_WHAT YOU ARE ASKED TO DO_.
Extract the records below word for word and ignore the images.

_PROVIDED MATERIAL_.
###
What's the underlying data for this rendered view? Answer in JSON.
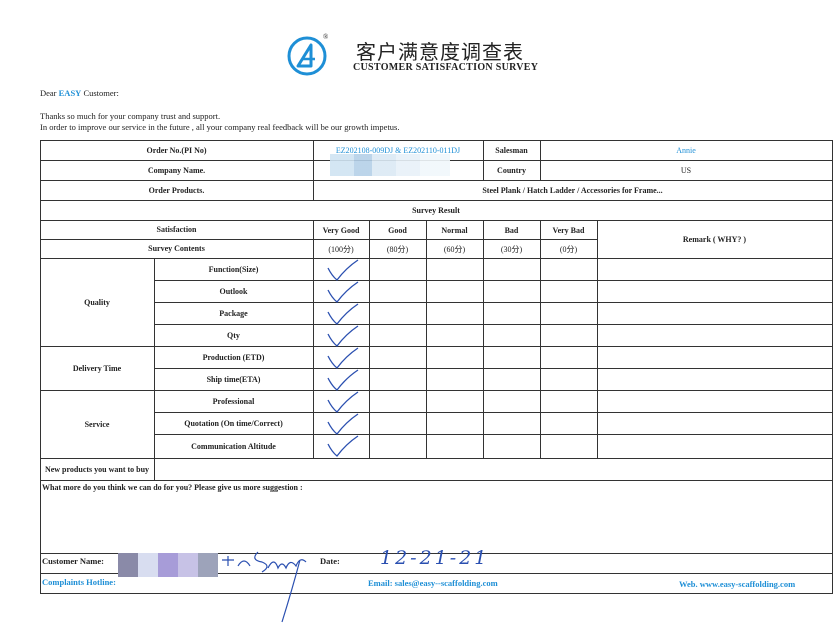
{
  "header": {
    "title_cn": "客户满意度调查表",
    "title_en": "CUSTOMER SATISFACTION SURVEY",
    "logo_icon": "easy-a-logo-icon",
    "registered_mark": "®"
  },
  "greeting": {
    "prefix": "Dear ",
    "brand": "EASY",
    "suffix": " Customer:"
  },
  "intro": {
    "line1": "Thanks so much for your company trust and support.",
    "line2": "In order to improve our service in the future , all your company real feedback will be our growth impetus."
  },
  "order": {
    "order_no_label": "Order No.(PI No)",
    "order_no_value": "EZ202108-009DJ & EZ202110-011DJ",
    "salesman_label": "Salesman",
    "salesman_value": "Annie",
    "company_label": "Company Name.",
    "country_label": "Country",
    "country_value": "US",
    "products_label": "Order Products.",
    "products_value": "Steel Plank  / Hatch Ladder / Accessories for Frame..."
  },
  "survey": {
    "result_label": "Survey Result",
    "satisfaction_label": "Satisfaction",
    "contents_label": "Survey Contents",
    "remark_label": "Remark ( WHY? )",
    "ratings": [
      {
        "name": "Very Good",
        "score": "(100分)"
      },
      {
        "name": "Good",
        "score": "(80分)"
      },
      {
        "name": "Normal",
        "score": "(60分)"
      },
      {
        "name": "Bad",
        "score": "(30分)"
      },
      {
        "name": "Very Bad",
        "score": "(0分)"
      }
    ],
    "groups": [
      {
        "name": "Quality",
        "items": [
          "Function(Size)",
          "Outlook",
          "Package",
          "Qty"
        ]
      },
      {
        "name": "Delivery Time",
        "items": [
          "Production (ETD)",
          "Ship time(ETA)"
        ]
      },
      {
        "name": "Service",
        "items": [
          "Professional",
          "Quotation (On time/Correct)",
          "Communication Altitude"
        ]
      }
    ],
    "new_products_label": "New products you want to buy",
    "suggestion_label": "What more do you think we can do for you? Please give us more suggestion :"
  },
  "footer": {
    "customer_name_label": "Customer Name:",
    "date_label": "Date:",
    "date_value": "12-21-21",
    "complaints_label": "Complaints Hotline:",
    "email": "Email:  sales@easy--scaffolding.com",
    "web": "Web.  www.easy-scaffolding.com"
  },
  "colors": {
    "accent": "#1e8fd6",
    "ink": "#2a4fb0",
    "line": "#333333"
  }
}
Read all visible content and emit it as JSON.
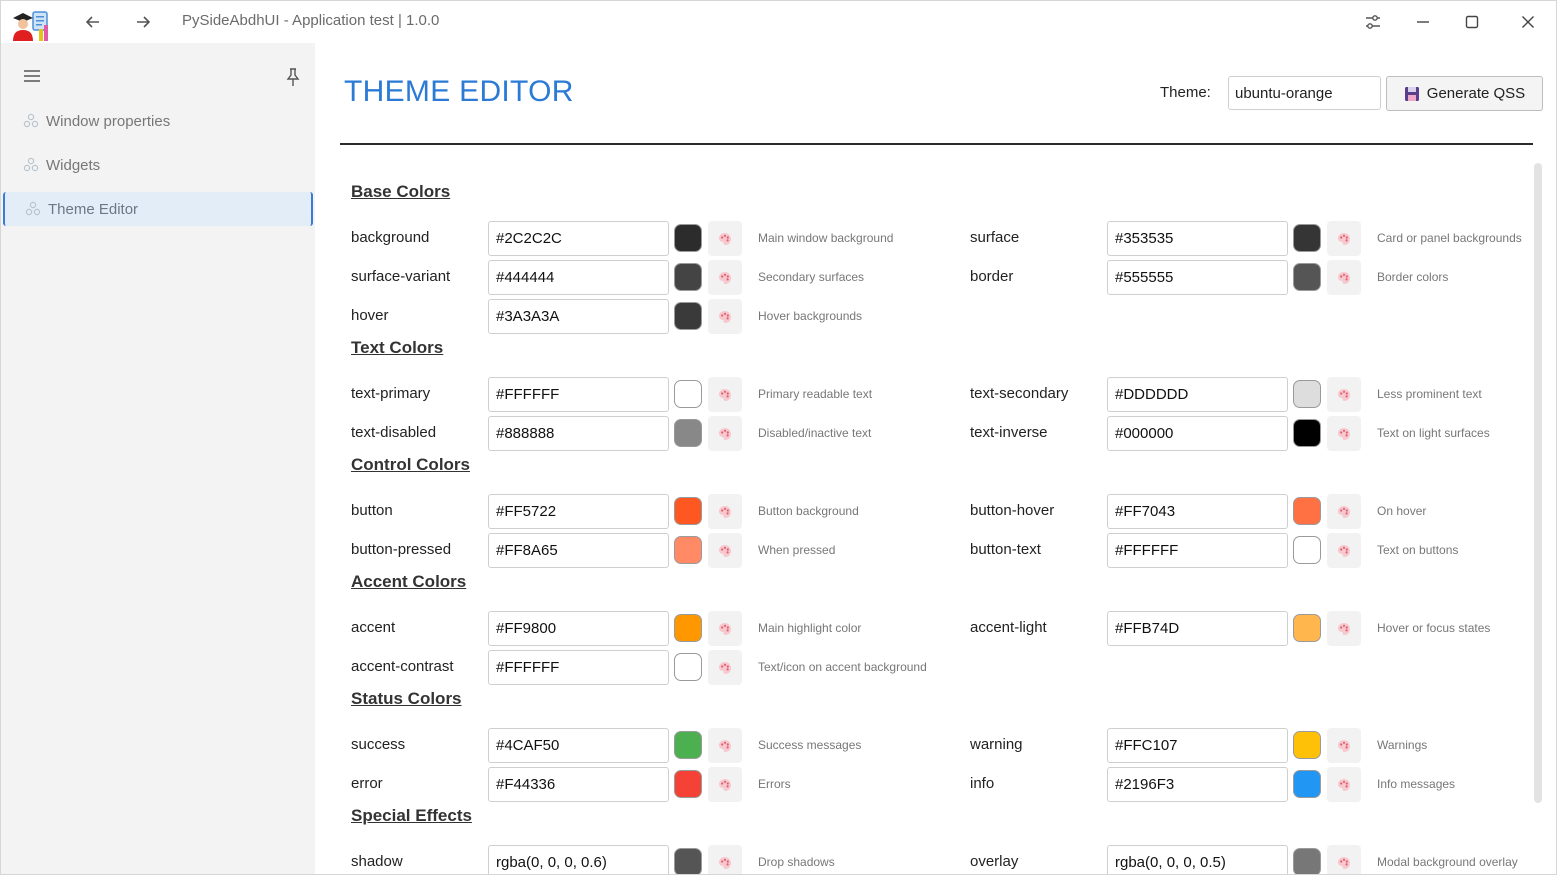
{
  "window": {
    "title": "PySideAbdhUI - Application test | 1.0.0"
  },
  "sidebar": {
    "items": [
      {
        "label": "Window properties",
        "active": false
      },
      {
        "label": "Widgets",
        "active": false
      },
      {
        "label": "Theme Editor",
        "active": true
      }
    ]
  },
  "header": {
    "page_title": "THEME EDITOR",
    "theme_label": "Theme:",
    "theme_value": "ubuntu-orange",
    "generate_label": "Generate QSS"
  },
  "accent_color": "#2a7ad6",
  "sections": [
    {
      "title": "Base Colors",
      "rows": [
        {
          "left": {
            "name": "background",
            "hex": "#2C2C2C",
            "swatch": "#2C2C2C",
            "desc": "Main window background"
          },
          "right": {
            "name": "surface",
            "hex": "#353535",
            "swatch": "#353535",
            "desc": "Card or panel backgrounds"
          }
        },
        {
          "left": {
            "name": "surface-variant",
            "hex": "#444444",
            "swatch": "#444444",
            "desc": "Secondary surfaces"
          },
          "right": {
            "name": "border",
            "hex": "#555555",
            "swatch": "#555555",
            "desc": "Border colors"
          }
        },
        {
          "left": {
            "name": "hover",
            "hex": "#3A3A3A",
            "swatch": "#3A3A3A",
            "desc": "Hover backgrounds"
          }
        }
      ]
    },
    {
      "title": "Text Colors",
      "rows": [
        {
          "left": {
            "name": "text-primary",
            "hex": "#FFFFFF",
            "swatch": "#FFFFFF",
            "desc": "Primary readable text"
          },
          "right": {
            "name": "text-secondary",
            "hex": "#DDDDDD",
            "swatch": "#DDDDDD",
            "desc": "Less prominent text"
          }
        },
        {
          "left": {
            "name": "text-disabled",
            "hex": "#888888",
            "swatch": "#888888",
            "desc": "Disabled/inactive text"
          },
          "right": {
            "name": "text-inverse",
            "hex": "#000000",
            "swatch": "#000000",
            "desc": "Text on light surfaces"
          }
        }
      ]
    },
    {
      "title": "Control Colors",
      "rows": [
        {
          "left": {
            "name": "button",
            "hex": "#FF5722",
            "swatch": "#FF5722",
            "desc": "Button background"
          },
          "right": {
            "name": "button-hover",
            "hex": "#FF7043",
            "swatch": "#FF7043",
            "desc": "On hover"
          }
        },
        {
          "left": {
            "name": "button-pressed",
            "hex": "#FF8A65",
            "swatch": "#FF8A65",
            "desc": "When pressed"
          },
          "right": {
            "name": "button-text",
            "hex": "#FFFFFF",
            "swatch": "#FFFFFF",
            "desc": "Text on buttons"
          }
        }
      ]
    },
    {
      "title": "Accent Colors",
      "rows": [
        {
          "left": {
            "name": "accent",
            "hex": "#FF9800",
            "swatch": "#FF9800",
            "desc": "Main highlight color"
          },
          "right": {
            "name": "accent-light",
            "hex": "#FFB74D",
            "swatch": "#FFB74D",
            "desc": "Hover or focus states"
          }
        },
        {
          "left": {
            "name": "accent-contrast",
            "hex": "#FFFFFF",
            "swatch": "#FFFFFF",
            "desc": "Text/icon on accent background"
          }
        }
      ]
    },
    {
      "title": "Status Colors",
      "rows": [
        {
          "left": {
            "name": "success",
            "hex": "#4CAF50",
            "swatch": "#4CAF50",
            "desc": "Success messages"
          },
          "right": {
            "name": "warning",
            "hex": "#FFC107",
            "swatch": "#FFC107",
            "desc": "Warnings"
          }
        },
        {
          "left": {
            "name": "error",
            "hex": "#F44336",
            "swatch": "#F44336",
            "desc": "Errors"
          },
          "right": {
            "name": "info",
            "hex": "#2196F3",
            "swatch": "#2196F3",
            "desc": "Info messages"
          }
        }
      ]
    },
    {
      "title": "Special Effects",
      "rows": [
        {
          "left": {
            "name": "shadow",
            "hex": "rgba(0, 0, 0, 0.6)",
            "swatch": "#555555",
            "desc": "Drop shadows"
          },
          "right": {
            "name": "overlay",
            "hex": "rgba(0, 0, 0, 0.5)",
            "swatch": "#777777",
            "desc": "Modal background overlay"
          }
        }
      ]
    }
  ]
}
###
_RESULT OF THIS EXERCISE_.
What's the underlying data for this rendered view? Answer in JSON.
{
  "header": {
    "title_cn": "客户满意度调查表",
    "title_en": "CUSTOMER SATISFACTION SURVEY",
    "logo_icon": "easy-a-logo-icon",
    "registered_mark": "®"
  },
  "greeting": {
    "prefix": "Dear ",
    "brand": "EASY",
    "suffix": " Customer:"
  },
  "intro": {
    "line1": "Thanks so much for your company trust and support.",
    "line2": "In order to improve our service in the future , all your company real feedback will be our growth impetus."
  },
  "order": {
    "order_no_label": "Order No.(PI No)",
    "order_no_value": "EZ202108-009DJ & EZ202110-011DJ",
    "salesman_label": "Salesman",
    "salesman_value": "Annie",
    "company_label": "Company Name.",
    "country_label": "Country",
    "country_value": "US",
    "products_label": "Order Products.",
    "products_value": "Steel Plank  / Hatch Ladder / Accessories for Frame..."
  },
  "survey": {
    "result_label": "Survey Result",
    "satisfaction_label": "Satisfaction",
    "contents_label": "Survey Contents",
    "remark_label": "Remark ( WHY? )",
    "ratings": [
      {
        "name": "Very Good",
        "score": "(100分)"
      },
      {
        "name": "Good",
        "score": "(80分)"
      },
      {
        "name": "Normal",
        "score": "(60分)"
      },
      {
        "name": "Bad",
        "score": "(30分)"
      },
      {
        "name": "Very Bad",
        "score": "(0分)"
      }
    ],
    "groups": [
      {
        "name": "Quality",
        "items": [
          "Function(Size)",
          "Outlook",
          "Package",
          "Qty"
        ]
      },
      {
        "name": "Delivery Time",
        "items": [
          "Production (ETD)",
          "Ship time(ETA)"
        ]
      },
      {
        "name": "Service",
        "items": [
          "Professional",
          "Quotation (On time/Correct)",
          "Communication Altitude"
        ]
      }
    ],
    "new_products_label": "New products you want to buy",
    "suggestion_label": "What more do you think we can do for you? Please give us more suggestion :"
  },
  "footer": {
    "customer_name_label": "Customer Name:",
    "date_label": "Date:",
    "date_value": "12-21-21",
    "complaints_label": "Complaints Hotline:",
    "email": "Email:  sales@easy--scaffolding.com",
    "web": "Web.  www.easy-scaffolding.com"
  },
  "colors": {
    "accent": "#1e8fd6",
    "ink": "#2a4fb0",
    "line": "#333333"
  }
}
Read all visible content and emit it as JSON.
{
  "window": {
    "title": "PySideAbdhUI - Application test | 1.0.0"
  },
  "sidebar": {
    "items": [
      {
        "label": "Window properties",
        "active": false
      },
      {
        "label": "Widgets",
        "active": false
      },
      {
        "label": "Theme Editor",
        "active": true
      }
    ]
  },
  "header": {
    "page_title": "THEME EDITOR",
    "theme_label": "Theme:",
    "theme_value": "ubuntu-orange",
    "generate_label": "Generate QSS"
  },
  "accent_color": "#2a7ad6",
  "sections": [
    {
      "title": "Base Colors",
      "rows": [
        {
          "left": {
            "name": "background",
            "hex": "#2C2C2C",
            "swatch": "#2C2C2C",
            "desc": "Main window background"
          },
          "right": {
            "name": "surface",
            "hex": "#353535",
            "swatch": "#353535",
            "desc": "Card or panel backgrounds"
          }
        },
        {
          "left": {
            "name": "surface-variant",
            "hex": "#444444",
            "swatch": "#444444",
            "desc": "Secondary surfaces"
          },
          "right": {
            "name": "border",
            "hex": "#555555",
            "swatch": "#555555",
            "desc": "Border colors"
          }
        },
        {
          "left": {
            "name": "hover",
            "hex": "#3A3A3A",
            "swatch": "#3A3A3A",
            "desc": "Hover backgrounds"
          }
        }
      ]
    },
    {
      "title": "Text Colors",
      "rows": [
        {
          "left": {
            "name": "text-primary",
            "hex": "#FFFFFF",
            "swatch": "#FFFFFF",
            "desc": "Primary readable text"
          },
          "right": {
            "name": "text-secondary",
            "hex": "#DDDDDD",
            "swatch": "#DDDDDD",
            "desc": "Less prominent text"
          }
        },
        {
          "left": {
            "name": "text-disabled",
            "hex": "#888888",
            "swatch": "#888888",
            "desc": "Disabled/inactive text"
          },
          "right": {
            "name": "text-inverse",
            "hex": "#000000",
            "swatch": "#000000",
            "desc": "Text on light surfaces"
          }
        }
      ]
    },
    {
      "title": "Control Colors",
      "rows": [
        {
          "left": {
            "name": "button",
            "hex": "#FF5722",
            "swatch": "#FF5722",
            "desc": "Button background"
          },
          "right": {
            "name": "button-hover",
            "hex": "#FF7043",
            "swatch": "#FF7043",
            "desc": "On hover"
          }
        },
        {
          "left": {
            "name": "button-pressed",
            "hex": "#FF8A65",
            "swatch": "#FF8A65",
            "desc": "When pressed"
          },
          "right": {
            "name": "button-text",
            "hex": "#FFFFFF",
            "swatch": "#FFFFFF",
            "desc": "Text on buttons"
          }
        }
      ]
    },
    {
      "title": "Accent Colors",
      "rows": [
        {
          "left": {
            "name": "accent",
            "hex": "#FF9800",
            "swatch": "#FF9800",
            "desc": "Main highlight color"
          },
          "right": {
            "name": "accent-light",
            "hex": "#FFB74D",
            "swatch": "#FFB74D",
            "desc": "Hover or focus states"
          }
        },
        {
          "left": {
            "name": "accent-contrast",
            "hex": "#FFFFFF",
            "swatch": "#FFFFFF",
            "desc": "Text/icon on accent background"
          }
        }
      ]
    },
    {
      "title": "Status Colors",
      "rows": [
        {
          "left": {
            "name": "success",
            "hex": "#4CAF50",
            "swatch": "#4CAF50",
            "desc": "Success messages"
          },
          "right": {
            "name": "warning",
            "hex": "#FFC107",
            "swatch": "#FFC107",
            "desc": "Warnings"
          }
        },
        {
          "left": {
            "name": "error",
            "hex": "#F44336",
            "swatch": "#F44336",
            "desc": "Errors"
          },
          "right": {
            "name": "info",
            "hex": "#2196F3",
            "swatch": "#2196F3",
            "desc": "Info messages"
          }
        }
      ]
    },
    {
      "title": "Special Effects",
      "rows": [
        {
          "left": {
            "name": "shadow",
            "hex": "rgba(0, 0, 0, 0.6)",
            "swatch": "#555555",
            "desc": "Drop shadows"
          },
          "right": {
            "name": "overlay",
            "hex": "rgba(0, 0, 0, 0.5)",
            "swatch": "#777777",
            "desc": "Modal background overlay"
          }
        }
      ]
    }
  ]
}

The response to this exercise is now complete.